◆ CONSIGNE 1: Recopiez fidèlement le passage du texte sur la mort et l'incertitude, de « La mort remet » à « réalise deux choses. ».
◆ CONSIGNE 2: Rédigez la suite du texte sur la fragilité de la vie, en reprenant après sa dernière phrase.

Anticiper l’incertitude1
Qui était encore conscient avant cette pandémie que la vie danse avec la mort?
Sous nos cieux loin des famines, des tsunamis, des guerres, la mort avait été rangée au placard de la vie privée. Mais le spectre de la mort s’invite au bal de la vie.
La mort remet la fragilité à l’ordre du jour. Avec l’incertitude qu’elle laisse planer : quand sera-ce mon tour? Dans quelles circonstances?
Dans mes jeunes années, la mort du ‘petit dernier’, quelques instants après sa naissance, a planté en moi la fragilité de la vie.
Je réalise deux choses.
D’abord, la vie, ça peut être plutôt court.
Puis, je n’en ai qu’une pour ‘en faire’ quelque chose.

◆ DONNÉES FOURNIES:

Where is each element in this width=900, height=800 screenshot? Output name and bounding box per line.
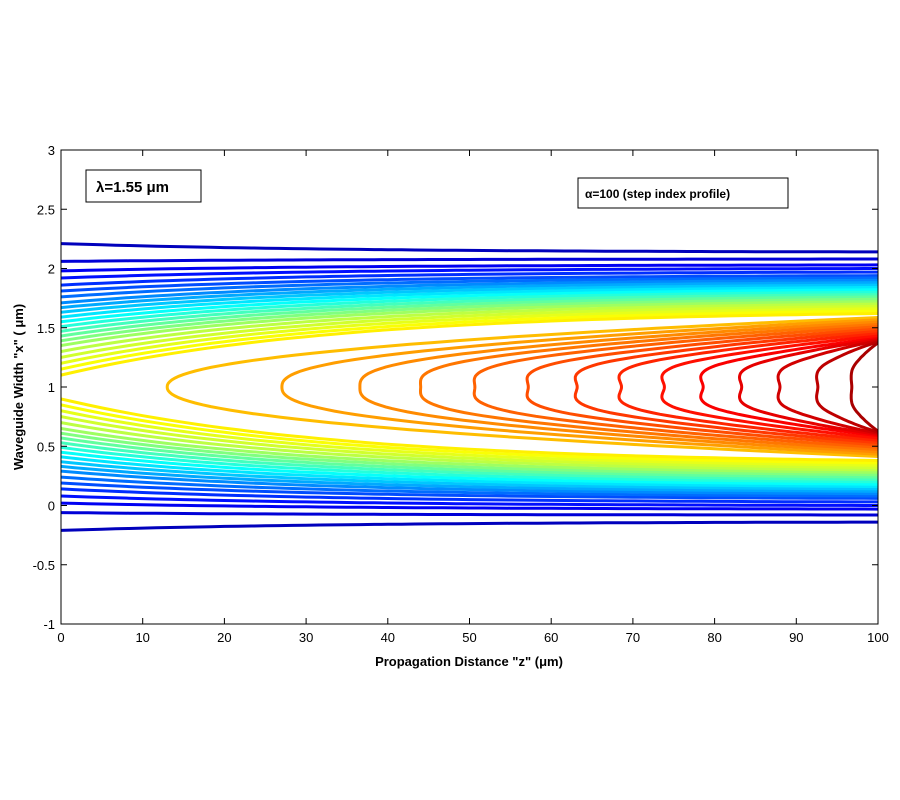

◆ RÉPONSE RÉDIGÉE 1:
La mort remet la fragilité à l’ordre du jour. Avec l’incertitude qu’elle laisse planer : quand sera-ce mon tour? Dans quelles circonstances?
Dans mes jeunes années, la mort du ‘petit dernier’, quelques instants après sa naissance, a planté en moi la fragilité de la vie.
Je réalise deux choses.

◆ RÉPONSE RÉDIGÉE 2:
La vie éternelle ne consiste pas en années -ou en siècles- qui s’ajoutent APRÈS les années de cette vie commencée en 1951; mais la vie éternelle consiste à donner aux années que je vis depuis 1951 leur dimension d’éternité. La première lettre de saint Jean est claire : ‘Nous, nous passons de la mort à vie en aimant les autres. Qui n’aime pas habite la mort.’2
Or, j’essaie d’aimer dès maintenant et je crois que ça donne à ma vie ses couleurs d’éternité. Je n’ai que maintenant pour aimer, demain je n’en sais rien.
Plus j’anticipe l’incertitude de la date et de la manière dont mon souffle s’éteindra, plus je crois que ‘l’Amour est notre seule part d’éternité’ (Pierre Major).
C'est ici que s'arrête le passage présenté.